Exclude the pictures and return every line exactly as written.
<<<<
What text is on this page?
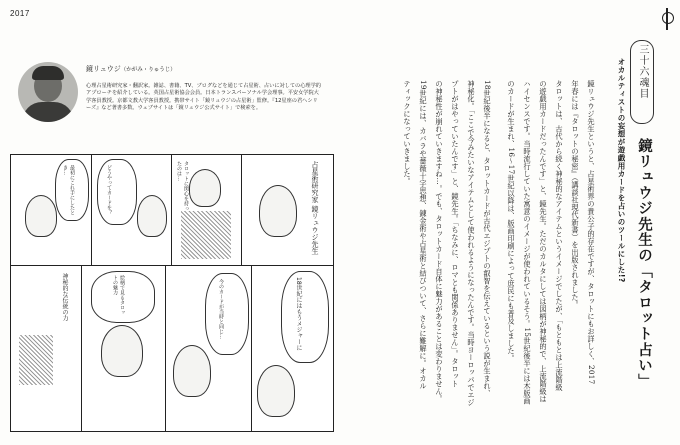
2017
鏡リュウジ（かがみ・りゅうじ）
心理占星術研究家・翻訳家。雑誌、書籍、TV、ブログなどを通じて占星術、占いに対しての心理学的アプローチを紹介している。英国占星術協会会員。日本トランスパーソナル学会理事。平安女学院大学客員教授。京都文教大学客員教授。携帯サイト「鏡リュウジの占星術」監修。『12星座の君へシリーズ』など著書多数。ウェブサイトは「鏡リュウジ公式サイト」で検索を。
最初にこれ手にしたとき…	どうやってカードを？	タロットに関心を持ったのは…	占星術研究家 鏡リュウジ先生
神秘的な伝統の力	絵柄で見るタロットの魅力	今のカードが当時と同じ…	18世紀にはもうメジャーに
三十六魂目
鏡リュウジ先生の「タロット占い」
オカルティストの妄想が遊戯用カードを占いのツールにした!?
鏡リュウジ先生というと、占星術界の貴公子的存在ですが、タロットにもお詳しく、2017
年春には『タロットの秘密』（講談社現代新書）を出版されました。
タロットは、古代から続く神秘的なアイテムというイメージでしたが、「もともとは上流階級
の遊戯用カードだったんです」と、鏡先生。ただのカルタにしては図柄が神秘的で、上流階級は
ハイセンスです。当時流行していた寓意のイメージが使われているそう。15世紀後半には木版画
のカードが生まれ、16〜17世紀以降は、版画印刷によって庶民にも普及しました。
18世紀後半になると、タロットカードが古代エジプトの叡智を伝えているという説が生まれ、
神秘化。「ここで今みたいなアイテムとして使われるようになったんです。当時ヨーロッパでエジ
プトがはやっていたんです」と、鏡先生。「ちなみに、ロマとも関係ありません」。タロット
の神秘性が崩れていきますね…。でも、タロットカード自体に魅力があることは変わりません。
19世紀には、カバラや薔薇十字思想、錬金術や占星術と結びついて、さらに難解に。オカル
ティックになっていきました。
>>>>
> _TASK RESULT_:
What text is on this page?
2017
鏡リュウジ（かがみ・りゅうじ）
心理占星術研究家・翻訳家。雑誌、書籍、TV、ブログなどを通じて占星術、占いに対しての心理学的アプローチを紹介している。英国占星術協会会員。日本トランスパーソナル学会理事。平安女学院大学客員教授。京都文教大学客員教授。携帯サイト「鏡リュウジの占星術」監修。『12星座の君へシリーズ』など著書多数。ウェブサイトは「鏡リュウジ公式サイト」で検索を。
最初にこれ手にしたとき…	どうやってカードを？	タロットに関心を持ったのは…	占星術研究家 鏡リュウジ先生
神秘的な伝統の力	絵柄で見るタロットの魅力	今のカードが当時と同じ…	18世紀にはもうメジャーに
三十六魂目
鏡リュウジ先生の「タロット占い」
オカルティストの妄想が遊戯用カードを占いのツールにした!?
鏡リュウジ先生というと、占星術界の貴公子的存在ですが、タロットにもお詳しく、2017
年春には『タロットの秘密』（講談社現代新書）を出版されました。
タロットは、古代から続く神秘的なアイテムというイメージでしたが、「もともとは上流階級
の遊戯用カードだったんです」と、鏡先生。ただのカルタにしては図柄が神秘的で、上流階級は
ハイセンスです。当時流行していた寓意のイメージが使われているそう。15世紀後半には木版画
のカードが生まれ、16〜17世紀以降は、版画印刷によって庶民にも普及しました。
18世紀後半になると、タロットカードが古代エジプトの叡智を伝えているという説が生まれ、
神秘化。「ここで今みたいなアイテムとして使われるようになったんです。当時ヨーロッパでエジ
プトがはやっていたんです」と、鏡先生。「ちなみに、ロマとも関係ありません」。タロット
の神秘性が崩れていきますね…。でも、タロットカード自体に魅力があることは変わりません。
19世紀には、カバラや薔薇十字思想、錬金術や占星術と結びついて、さらに難解に。オカル
ティックになっていきました。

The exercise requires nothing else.